Records: Begin

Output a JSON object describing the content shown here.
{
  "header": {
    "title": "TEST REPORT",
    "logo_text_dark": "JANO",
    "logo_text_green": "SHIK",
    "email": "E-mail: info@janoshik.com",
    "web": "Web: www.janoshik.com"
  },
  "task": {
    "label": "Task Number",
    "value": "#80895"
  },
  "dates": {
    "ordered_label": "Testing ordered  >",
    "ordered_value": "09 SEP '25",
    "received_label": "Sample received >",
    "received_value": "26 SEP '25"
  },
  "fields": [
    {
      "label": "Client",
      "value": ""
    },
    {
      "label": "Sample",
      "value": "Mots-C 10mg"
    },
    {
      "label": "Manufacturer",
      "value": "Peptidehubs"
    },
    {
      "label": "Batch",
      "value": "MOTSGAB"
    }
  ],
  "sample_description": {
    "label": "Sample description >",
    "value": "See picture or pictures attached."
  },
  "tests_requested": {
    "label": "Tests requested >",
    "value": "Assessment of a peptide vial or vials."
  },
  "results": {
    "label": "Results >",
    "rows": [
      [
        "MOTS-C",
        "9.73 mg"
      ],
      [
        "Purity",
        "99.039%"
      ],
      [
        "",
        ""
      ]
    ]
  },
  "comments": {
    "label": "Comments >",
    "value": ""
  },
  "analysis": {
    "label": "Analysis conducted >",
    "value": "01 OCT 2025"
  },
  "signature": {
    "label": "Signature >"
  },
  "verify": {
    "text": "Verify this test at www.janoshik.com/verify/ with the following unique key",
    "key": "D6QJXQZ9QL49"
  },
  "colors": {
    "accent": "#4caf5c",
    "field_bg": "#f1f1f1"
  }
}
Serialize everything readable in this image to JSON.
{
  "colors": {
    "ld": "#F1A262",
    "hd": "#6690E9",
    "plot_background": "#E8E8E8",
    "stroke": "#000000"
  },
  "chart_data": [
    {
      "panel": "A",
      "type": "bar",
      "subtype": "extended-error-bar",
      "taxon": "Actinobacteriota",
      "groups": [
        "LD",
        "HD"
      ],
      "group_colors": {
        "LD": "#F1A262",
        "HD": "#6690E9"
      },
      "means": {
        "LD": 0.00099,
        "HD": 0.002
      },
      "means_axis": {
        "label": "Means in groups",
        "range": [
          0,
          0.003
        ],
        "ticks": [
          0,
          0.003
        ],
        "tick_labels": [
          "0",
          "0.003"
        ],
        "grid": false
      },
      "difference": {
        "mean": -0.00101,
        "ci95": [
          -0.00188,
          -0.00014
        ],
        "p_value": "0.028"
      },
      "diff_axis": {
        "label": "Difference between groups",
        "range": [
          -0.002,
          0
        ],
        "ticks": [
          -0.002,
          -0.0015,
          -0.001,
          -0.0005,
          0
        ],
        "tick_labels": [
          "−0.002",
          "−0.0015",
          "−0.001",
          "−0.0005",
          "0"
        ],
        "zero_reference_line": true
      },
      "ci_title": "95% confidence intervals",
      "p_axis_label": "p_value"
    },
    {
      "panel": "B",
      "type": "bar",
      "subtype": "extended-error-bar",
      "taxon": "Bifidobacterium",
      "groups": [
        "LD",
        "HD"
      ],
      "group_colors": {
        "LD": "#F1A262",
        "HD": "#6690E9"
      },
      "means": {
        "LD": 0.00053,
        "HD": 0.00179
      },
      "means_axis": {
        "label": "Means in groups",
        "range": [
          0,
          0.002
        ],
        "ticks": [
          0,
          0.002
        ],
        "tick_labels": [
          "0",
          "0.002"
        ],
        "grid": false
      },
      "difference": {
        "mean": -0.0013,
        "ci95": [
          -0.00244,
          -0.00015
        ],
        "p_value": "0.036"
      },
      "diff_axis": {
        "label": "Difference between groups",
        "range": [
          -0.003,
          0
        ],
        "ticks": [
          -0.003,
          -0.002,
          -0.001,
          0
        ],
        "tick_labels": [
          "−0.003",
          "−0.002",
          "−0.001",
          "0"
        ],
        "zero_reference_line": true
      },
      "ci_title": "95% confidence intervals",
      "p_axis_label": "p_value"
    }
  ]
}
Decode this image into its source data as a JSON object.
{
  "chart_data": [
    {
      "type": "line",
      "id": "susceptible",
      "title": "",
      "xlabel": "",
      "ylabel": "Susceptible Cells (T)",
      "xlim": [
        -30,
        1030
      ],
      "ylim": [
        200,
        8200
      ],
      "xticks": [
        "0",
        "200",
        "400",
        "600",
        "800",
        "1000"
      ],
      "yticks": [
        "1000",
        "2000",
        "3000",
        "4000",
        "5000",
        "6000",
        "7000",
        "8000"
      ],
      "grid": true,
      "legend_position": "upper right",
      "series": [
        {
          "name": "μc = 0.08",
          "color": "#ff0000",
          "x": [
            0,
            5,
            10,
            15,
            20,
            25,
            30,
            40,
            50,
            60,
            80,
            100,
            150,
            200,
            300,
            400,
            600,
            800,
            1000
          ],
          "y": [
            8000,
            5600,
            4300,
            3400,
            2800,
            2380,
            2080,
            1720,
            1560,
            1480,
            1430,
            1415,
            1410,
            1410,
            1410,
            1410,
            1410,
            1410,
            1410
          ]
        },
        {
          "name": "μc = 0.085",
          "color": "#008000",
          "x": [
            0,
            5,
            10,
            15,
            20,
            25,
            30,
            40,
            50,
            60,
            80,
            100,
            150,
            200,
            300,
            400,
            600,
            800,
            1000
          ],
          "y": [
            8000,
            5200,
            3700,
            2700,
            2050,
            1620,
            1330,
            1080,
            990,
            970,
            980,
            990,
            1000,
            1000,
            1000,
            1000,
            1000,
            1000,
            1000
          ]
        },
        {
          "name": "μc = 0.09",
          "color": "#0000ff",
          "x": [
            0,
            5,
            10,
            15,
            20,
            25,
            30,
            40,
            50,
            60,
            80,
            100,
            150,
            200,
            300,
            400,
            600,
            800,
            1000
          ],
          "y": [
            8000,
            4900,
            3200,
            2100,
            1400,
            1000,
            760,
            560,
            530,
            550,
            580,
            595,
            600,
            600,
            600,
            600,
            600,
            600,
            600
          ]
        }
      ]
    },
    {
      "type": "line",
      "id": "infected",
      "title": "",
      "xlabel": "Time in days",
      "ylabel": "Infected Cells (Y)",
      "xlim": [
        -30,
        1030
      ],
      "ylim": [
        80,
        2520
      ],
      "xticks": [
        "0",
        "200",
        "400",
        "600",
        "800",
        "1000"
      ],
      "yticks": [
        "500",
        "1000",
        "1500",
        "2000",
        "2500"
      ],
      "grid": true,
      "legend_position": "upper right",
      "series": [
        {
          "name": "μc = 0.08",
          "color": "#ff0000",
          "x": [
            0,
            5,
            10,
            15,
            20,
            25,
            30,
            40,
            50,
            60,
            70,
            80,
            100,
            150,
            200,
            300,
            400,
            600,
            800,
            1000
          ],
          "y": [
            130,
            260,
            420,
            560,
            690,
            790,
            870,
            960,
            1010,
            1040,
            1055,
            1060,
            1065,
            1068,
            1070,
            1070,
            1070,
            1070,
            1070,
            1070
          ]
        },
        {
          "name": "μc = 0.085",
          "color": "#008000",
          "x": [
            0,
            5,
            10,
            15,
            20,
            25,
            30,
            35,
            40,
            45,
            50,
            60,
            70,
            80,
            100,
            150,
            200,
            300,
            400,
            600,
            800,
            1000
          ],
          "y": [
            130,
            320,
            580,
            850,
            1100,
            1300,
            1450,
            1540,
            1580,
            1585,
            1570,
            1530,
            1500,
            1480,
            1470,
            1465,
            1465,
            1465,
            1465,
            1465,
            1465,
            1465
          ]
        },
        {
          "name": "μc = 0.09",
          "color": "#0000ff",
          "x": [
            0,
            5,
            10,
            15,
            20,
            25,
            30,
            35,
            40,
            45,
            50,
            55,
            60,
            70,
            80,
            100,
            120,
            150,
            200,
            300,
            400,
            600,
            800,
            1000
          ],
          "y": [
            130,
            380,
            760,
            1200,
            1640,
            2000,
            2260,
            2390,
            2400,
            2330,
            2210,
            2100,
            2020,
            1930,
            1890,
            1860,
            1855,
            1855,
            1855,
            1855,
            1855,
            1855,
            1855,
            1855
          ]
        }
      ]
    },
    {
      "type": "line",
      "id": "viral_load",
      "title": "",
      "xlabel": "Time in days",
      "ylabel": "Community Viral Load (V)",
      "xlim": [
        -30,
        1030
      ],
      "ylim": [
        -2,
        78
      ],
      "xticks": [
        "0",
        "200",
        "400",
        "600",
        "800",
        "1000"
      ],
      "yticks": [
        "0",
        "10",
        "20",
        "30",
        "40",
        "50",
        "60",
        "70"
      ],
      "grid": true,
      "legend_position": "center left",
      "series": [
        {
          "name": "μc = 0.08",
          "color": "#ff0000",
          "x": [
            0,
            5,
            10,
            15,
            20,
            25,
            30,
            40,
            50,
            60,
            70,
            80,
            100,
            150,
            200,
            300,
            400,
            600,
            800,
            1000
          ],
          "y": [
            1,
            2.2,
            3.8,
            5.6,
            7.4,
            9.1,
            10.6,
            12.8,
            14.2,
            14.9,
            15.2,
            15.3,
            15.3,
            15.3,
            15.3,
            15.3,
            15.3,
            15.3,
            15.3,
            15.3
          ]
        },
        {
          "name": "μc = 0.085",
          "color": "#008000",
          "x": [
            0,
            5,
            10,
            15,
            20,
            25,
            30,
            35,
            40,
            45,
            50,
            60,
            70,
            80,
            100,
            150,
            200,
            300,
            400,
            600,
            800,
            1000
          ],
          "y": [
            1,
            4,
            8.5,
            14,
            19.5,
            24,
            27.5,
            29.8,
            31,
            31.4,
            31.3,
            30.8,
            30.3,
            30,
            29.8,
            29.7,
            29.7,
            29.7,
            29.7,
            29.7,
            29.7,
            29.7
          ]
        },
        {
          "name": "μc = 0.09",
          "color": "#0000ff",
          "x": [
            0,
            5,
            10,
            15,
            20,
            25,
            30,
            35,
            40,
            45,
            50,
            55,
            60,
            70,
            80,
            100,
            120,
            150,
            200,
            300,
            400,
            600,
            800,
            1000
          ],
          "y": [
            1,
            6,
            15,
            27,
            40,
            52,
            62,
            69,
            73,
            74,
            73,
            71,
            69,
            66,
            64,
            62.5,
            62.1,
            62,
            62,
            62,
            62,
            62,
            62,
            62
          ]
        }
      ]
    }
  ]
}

Records: End

How to complete this task: A single number is expected: how many lines in the entries contain "ylabel".

Your response: 3